• **EXERCISE REQUIREMENTS**
Find the string "取り出した" and gather every line that holds it.

---- INPUT

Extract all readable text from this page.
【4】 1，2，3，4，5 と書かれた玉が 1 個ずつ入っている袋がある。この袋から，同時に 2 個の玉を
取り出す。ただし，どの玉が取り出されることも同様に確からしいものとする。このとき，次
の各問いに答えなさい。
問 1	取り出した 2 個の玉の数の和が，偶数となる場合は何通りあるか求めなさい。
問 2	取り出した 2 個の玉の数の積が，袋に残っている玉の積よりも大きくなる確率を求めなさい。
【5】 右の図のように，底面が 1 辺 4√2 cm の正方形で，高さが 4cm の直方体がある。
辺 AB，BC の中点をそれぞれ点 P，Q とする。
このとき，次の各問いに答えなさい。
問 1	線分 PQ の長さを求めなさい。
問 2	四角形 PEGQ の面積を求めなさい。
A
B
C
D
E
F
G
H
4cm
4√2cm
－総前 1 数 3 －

--------

• **RESULT FOR THIS TASK**
問 1	取り出した 2 個の玉の数の和が，偶数となる場合は何通りあるか求めなさい。
問 2	取り出した 2 個の玉の数の積が，袋に残っている玉の積よりも大きくなる確率を求めなさい。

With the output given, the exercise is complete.